◆ **Instructions to follow**:
Would you transcribe the listing that follows, character for character, and omit its images?

Stored records:
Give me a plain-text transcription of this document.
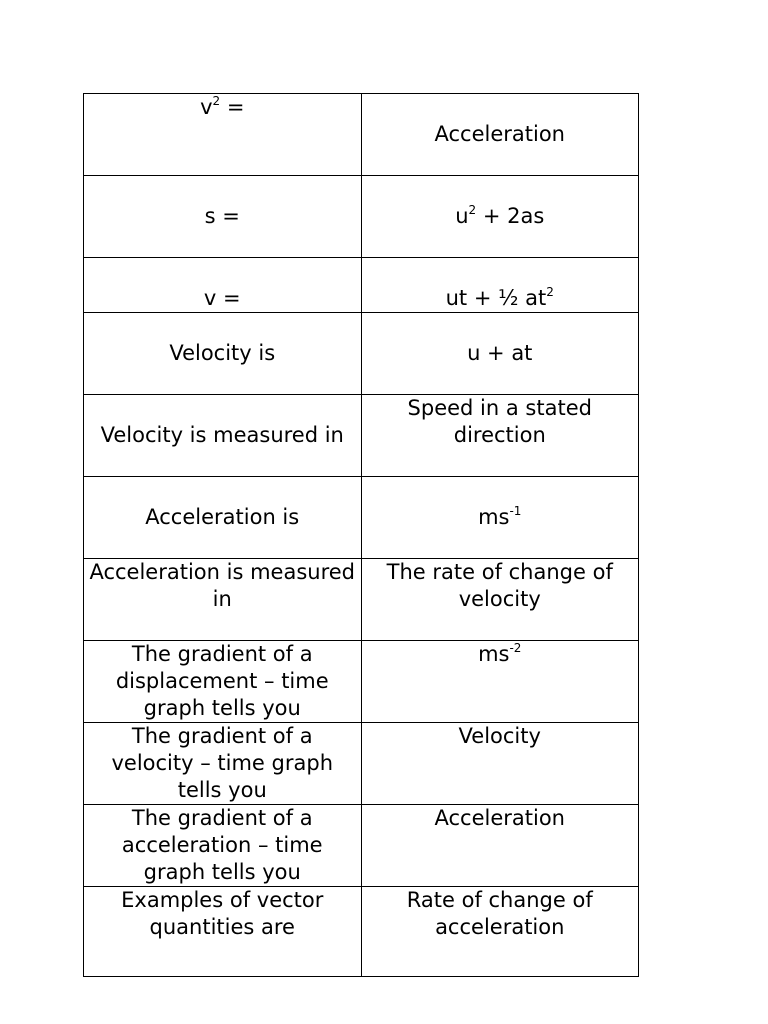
$v^2$ =	Acceleration
s =	$u^2 + 2as$
v =	ut + ½ $at^2$
Velocity is	u + at
Velocity is measured in	Speed in a stated direction
Acceleration is	$ms^{-1}$
Acceleration is measured in	The rate of change of velocity
The gradient of a displacement – time graph tells you	$ms^{-2}$
The gradient of a velocity – time graph tells you	Velocity
The gradient of a acceleration – time graph tells you	Acceleration
Examples of vector quantities are	Rate of change of acceleration
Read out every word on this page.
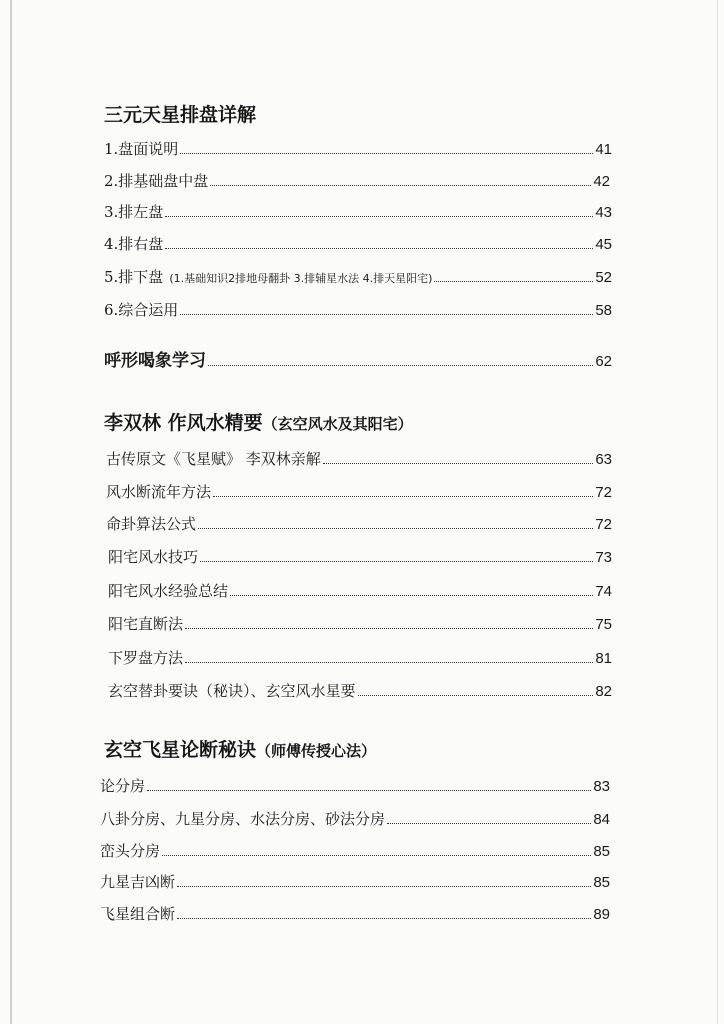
三元天星排盘详解
1.盘面说明	41
2.排基础盘中盘	42
3.排左盘	43
4.排右盘	45
5.排下盘 (1.基础知识2排地母翻卦 3.排辅星水法 4.排天星阳宅)	52
6.综合运用	58
呼形喝象学习	62
李双林 作风水精要（玄空风水及其阳宅）
古传原文《飞星赋》 李双林亲解	63
风水断流年方法	72
命卦算法公式	72
阳宅风水技巧	73
阳宅风水经验总结	74
阳宅直断法	75
下罗盘方法	81
玄空替卦要诀（秘诀）、玄空风水星要	82
玄空飞星论断秘诀（师傅传授心法）
论分房	83
八卦分房、九星分房、水法分房、砂法分房	84
峦头分房	85
九星吉凶断	85
飞星组合断	89
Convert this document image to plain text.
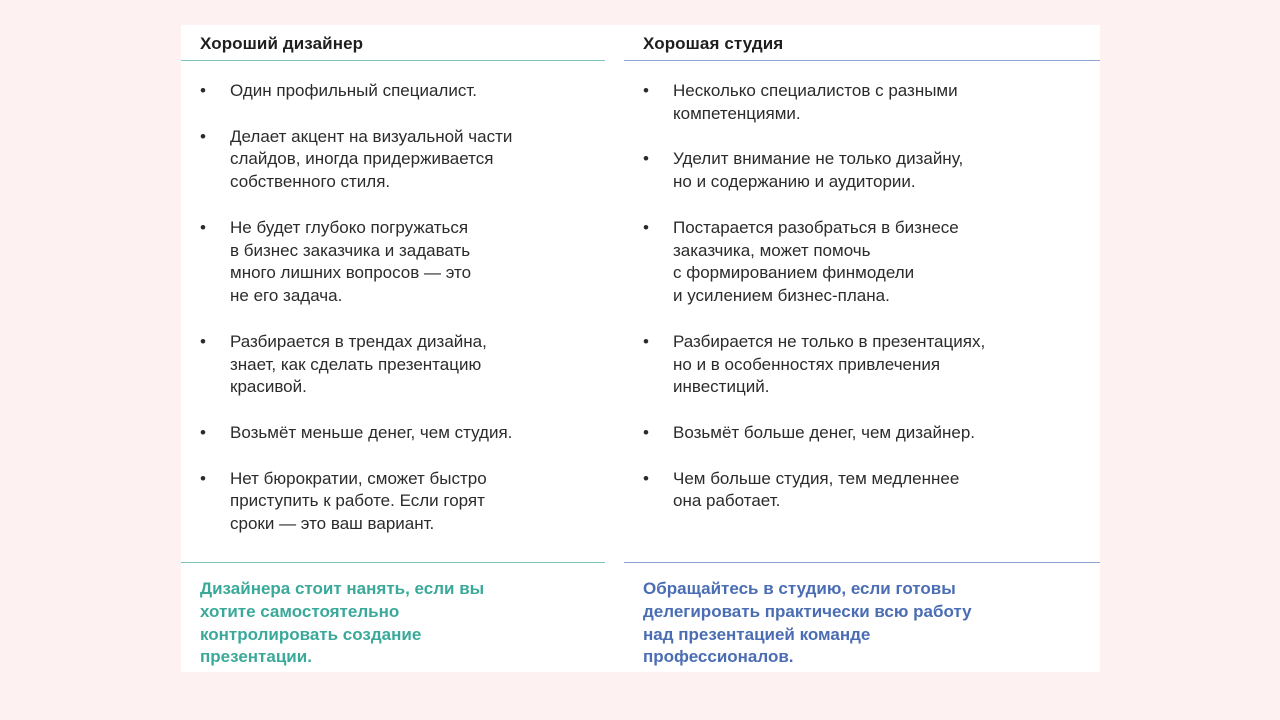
Хороший дизайнер
• Один профильный специалист.
• Делает акцент на визуальной части
слайдов, иногда придерживается
собственного стиля.
• Не будет глубоко погружаться
в бизнес заказчика и задавать
много лишних вопросов — это
не его задача.
• Разбирается в трендах дизайна,
знает, как сделать презентацию
красивой.
• Возьмёт меньше денег, чем студия.
• Нет бюрократии, сможет быстро
приступить к работе. Если горят
сроки — это ваш вариант.

Дизайнера стоит нанять, если вы
хотите самостоятельно
контролировать создание
презентации.

Хорошая студия
• Несколько специалистов с разными
компетенциями.
• Уделит внимание не только дизайну,
но и содержанию и аудитории.
• Постарается разобраться в бизнесе
заказчика, может помочь
с формированием финмодели
и усилением бизнес-плана.
• Разбирается не только в презентациях,
но и в особенностях привлечения
инвестиций.
• Возьмёт больше денег, чем дизайнер.
• Чем больше студия, тем медленнее
она работает.

Обращайтесь в студию, если готовы
делегировать практически всю работу
над презентацией команде
профессионалов.
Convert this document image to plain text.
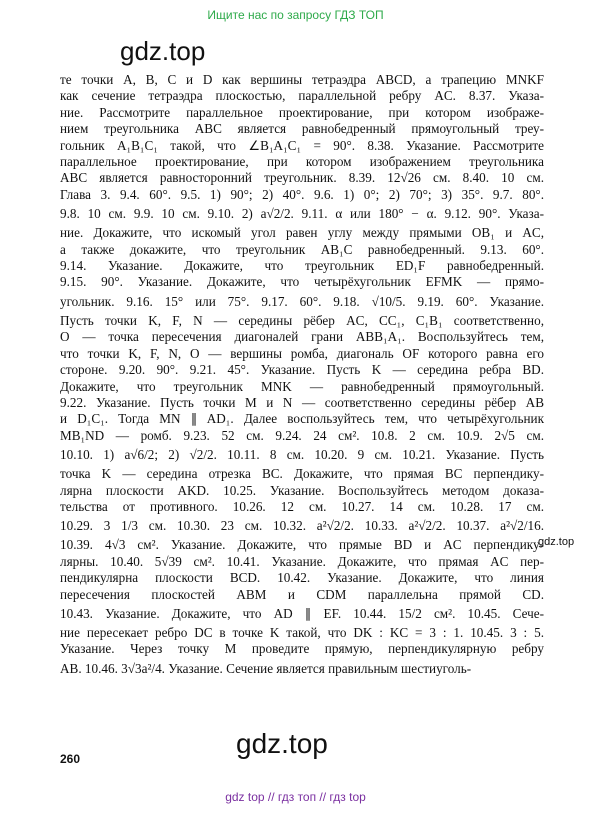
Ищите нас по запросу ГДЗ ТОП
gdz.top
gdz.top
те точки A, B, C и D как вершины тетраэдра ABCD, а трапецию MNKF
как сечение тетраэдра плоскостью, параллельной ребру AC. 8.37. Указа-
ние. Рассмотрите параллельное проектирование, при котором изображе-
нием треугольника ABC является равнобедренный прямоугольный треу-
гольник A₁B₁C₁ такой, что ∠B₁A₁C₁ = 90°. 8.38. Указание. Рассмотрите
параллельное проектирование, при котором изображением треугольника
ABC является равносторонний треугольник. 8.39. 12√26 см. 8.40. 10 см.
Глава 3. 9.4. 60°. 9.5. 1) 90°; 2) 40°. 9.6. 1) 0°; 2) 70°; 3) 35°. 9.7. 80°.
9.8. 10 см. 9.9. 10 см. 9.10. 2) a√2/2. 9.11. α или 180° − α. 9.12. 90°. Указа-
ние. Докажите, что искомый угол равен углу между прямыми OB₁ и AC,
а также докажите, что треугольник AB₁C равнобедренный. 9.13. 60°.
9.14. Указание. Докажите, что треугольник ED₁F равнобедренный.
9.15. 90°. Указание. Докажите, что четырёхугольник EFMK — прямо-
угольник. 9.16. 15° или 75°. 9.17. 60°. 9.18. √10/5. 9.19. 60°. Указание.
Пусть точки K, F, N — середины рёбер AC, CC₁, C₁B₁ соответственно,
O — точка пересечения диагоналей грани ABB₁A₁. Воспользуйтесь тем,
что точки K, F, N, O — вершины ромба, диагональ OF которого равна его
стороне. 9.20. 90°. 9.21. 45°. Указание. Пусть K — середина ребра BD.
Докажите, что треугольник MNK — равнобедренный прямоугольный.
9.22. Указание. Пусть точки M и N — соответственно середины рёбер AB
и D₁C₁. Тогда MN ∥ AD₁. Далее воспользуйтесь тем, что четырёхугольник
MB₁ND — ромб. 9.23. 52 см. 9.24. 24 см². 10.8. 2 см. 10.9. 2√5 см.
10.10. 1) a√6/2; 2) √2/2. 10.11. 8 см. 10.20. 9 см. 10.21. Указание. Пусть
точка K — середина отрезка BC. Докажите, что прямая BC перпендику-
лярна плоскости AKD. 10.25. Указание. Воспользуйтесь методом доказа-
тельства от противного. 10.26. 12 см. 10.27. 14 см. 10.28. 17 см.
10.29. 3 1/3 см. 10.30. 23 см. 10.32. a²√2/2. 10.33. a²√2/2. 10.37. a²√2/16.
10.39. 4√3 см². Указание. Докажите, что прямые BD и AC перпендику-
лярны. 10.40. 5√39 см². 10.41. Указание. Докажите, что прямая AC пер-
пендикулярна плоскости BCD. 10.42. Указание. Докажите, что линия
пересечения плоскостей ABM и CDM параллельна прямой CD.
10.43. Указание. Докажите, что AD ∥ EF. 10.44. 15/2 см². 10.45. Сече-
ние пересекает ребро DC в точке K такой, что DK : KC = 3 : 1. 10.45. 3 : 5.
Указание. Через точку M проведите прямую, перпендикулярную ребру
AB. 10.46. 3√3a²/4. Указание. Сечение является правильным шестиуголь-
gdz.top
260
gdz top // гдз топ // гдз top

◆ **Reply to the exercise**:
Give me a plain-text transcription of this document.
$v^2$ =	Acceleration
s =	$u^2 + 2as$
v =	ut + ½ $at^2$
Velocity is	u + at
Velocity is measured in	Speed in a stated direction
Acceleration is	$ms^{-1}$
Acceleration is measured in	The rate of change of velocity
The gradient of a displacement – time graph tells you	$ms^{-2}$
The gradient of a velocity – time graph tells you	Velocity
The gradient of a acceleration – time graph tells you	Acceleration
Examples of vector quantities are	Rate of change of acceleration
Read out every word on this page.
三元天星排盘详解
1.盘面说明	41
2.排基础盘中盘	42
3.排左盘	43
4.排右盘	45
5.排下盘 (1.基础知识2排地母翻卦 3.排辅星水法 4.排天星阳宅)	52
6.综合运用	58
呼形喝象学习	62
李双林 作风水精要（玄空风水及其阳宅）
古传原文《飞星赋》 李双林亲解	63
风水断流年方法	72
命卦算法公式	72
阳宅风水技巧	73
阳宅风水经验总结	74
阳宅直断法	75
下罗盘方法	81
玄空替卦要诀（秘诀）、玄空风水星要	82
玄空飞星论断秘诀（师傅传授心法）
论分房	83
八卦分房、九星分房、水法分房、砂法分房	84
峦头分房	85
九星吉凶断	85
飞星组合断	89
Convert this document image to plain text.
Хороший дизайнер
• Один профильный специалист.
• Делает акцент на визуальной части
слайдов, иногда придерживается
собственного стиля.
• Не будет глубоко погружаться
в бизнес заказчика и задавать
много лишних вопросов — это
не его задача.
• Разбирается в трендах дизайна,
знает, как сделать презентацию
красивой.
• Возьмёт меньше денег, чем студия.
• Нет бюрократии, сможет быстро
приступить к работе. Если горят
сроки — это ваш вариант.

Дизайнера стоит нанять, если вы
хотите самостоятельно
контролировать создание
презентации.

Хорошая студия
• Несколько специалистов с разными
компетенциями.
• Уделит внимание не только дизайну,
но и содержанию и аудитории.
• Постарается разобраться в бизнесе
заказчика, может помочь
с формированием финмодели
и усилением бизнес-плана.
• Разбирается не только в презентациях,
но и в особенностях привлечения
инвестиций.
• Возьмёт больше денег, чем дизайнер.
• Чем больше студия, тем медленнее
она работает.

Обращайтесь в студию, если готовы
делегировать практически всю работу
над презентацией команде
профессионалов.
Convert this document image to plain text.
Ищите нас по запросу ГДЗ ТОП
gdz.top
gdz.top
те точки A, B, C и D как вершины тетраэдра ABCD, а трапецию MNKF
как сечение тетраэдра плоскостью, параллельной ребру AC. 8.37. Указа-
ние. Рассмотрите параллельное проектирование, при котором изображе-
нием треугольника ABC является равнобедренный прямоугольный треу-
гольник A₁B₁C₁ такой, что ∠B₁A₁C₁ = 90°. 8.38. Указание. Рассмотрите
параллельное проектирование, при котором изображением треугольника
ABC является равносторонний треугольник. 8.39. 12√26 см. 8.40. 10 см.
Глава 3. 9.4. 60°. 9.5. 1) 90°; 2) 40°. 9.6. 1) 0°; 2) 70°; 3) 35°. 9.7. 80°.
9.8. 10 см. 9.9. 10 см. 9.10. 2) a√2/2. 9.11. α или 180° − α. 9.12. 90°. Указа-
ние. Докажите, что искомый угол равен углу между прямыми OB₁ и AC,
а также докажите, что треугольник AB₁C равнобедренный. 9.13. 60°.
9.14. Указание. Докажите, что треугольник ED₁F равнобедренный.
9.15. 90°. Указание. Докажите, что четырёхугольник EFMK — прямо-
угольник. 9.16. 15° или 75°. 9.17. 60°. 9.18. √10/5. 9.19. 60°. Указание.
Пусть точки K, F, N — середины рёбер AC, CC₁, C₁B₁ соответственно,
O — точка пересечения диагоналей грани ABB₁A₁. Воспользуйтесь тем,
что точки K, F, N, O — вершины ромба, диагональ OF которого равна его
стороне. 9.20. 90°. 9.21. 45°. Указание. Пусть K — середина ребра BD.
Докажите, что треугольник MNK — равнобедренный прямоугольный.
9.22. Указание. Пусть точки M и N — соответственно середины рёбер AB
и D₁C₁. Тогда MN ∥ AD₁. Далее воспользуйтесь тем, что четырёхугольник
MB₁ND — ромб. 9.23. 52 см. 9.24. 24 см². 10.8. 2 см. 10.9. 2√5 см.
10.10. 1) a√6/2; 2) √2/2. 10.11. 8 см. 10.20. 9 см. 10.21. Указание. Пусть
точка K — середина отрезка BC. Докажите, что прямая BC перпендику-
лярна плоскости AKD. 10.25. Указание. Воспользуйтесь методом доказа-
тельства от противного. 10.26. 12 см. 10.27. 14 см. 10.28. 17 см.
10.29. 3 1/3 см. 10.30. 23 см. 10.32. a²√2/2. 10.33. a²√2/2. 10.37. a²√2/16.
10.39. 4√3 см². Указание. Докажите, что прямые BD и AC перпендику-
лярны. 10.40. 5√39 см². 10.41. Указание. Докажите, что прямая AC пер-
пендикулярна плоскости BCD. 10.42. Указание. Докажите, что линия
пересечения плоскостей ABM и CDM параллельна прямой CD.
10.43. Указание. Докажите, что AD ∥ EF. 10.44. 15/2 см². 10.45. Сече-
ние пересекает ребро DC в точке K такой, что DK : KC = 3 : 1. 10.45. 3 : 5.
Указание. Через точку M проведите прямую, перпендикулярную ребру
AB. 10.46. 3√3a²/4. Указание. Сечение является правильным шестиуголь-
gdz.top
260
gdz top // гдз топ // гдз top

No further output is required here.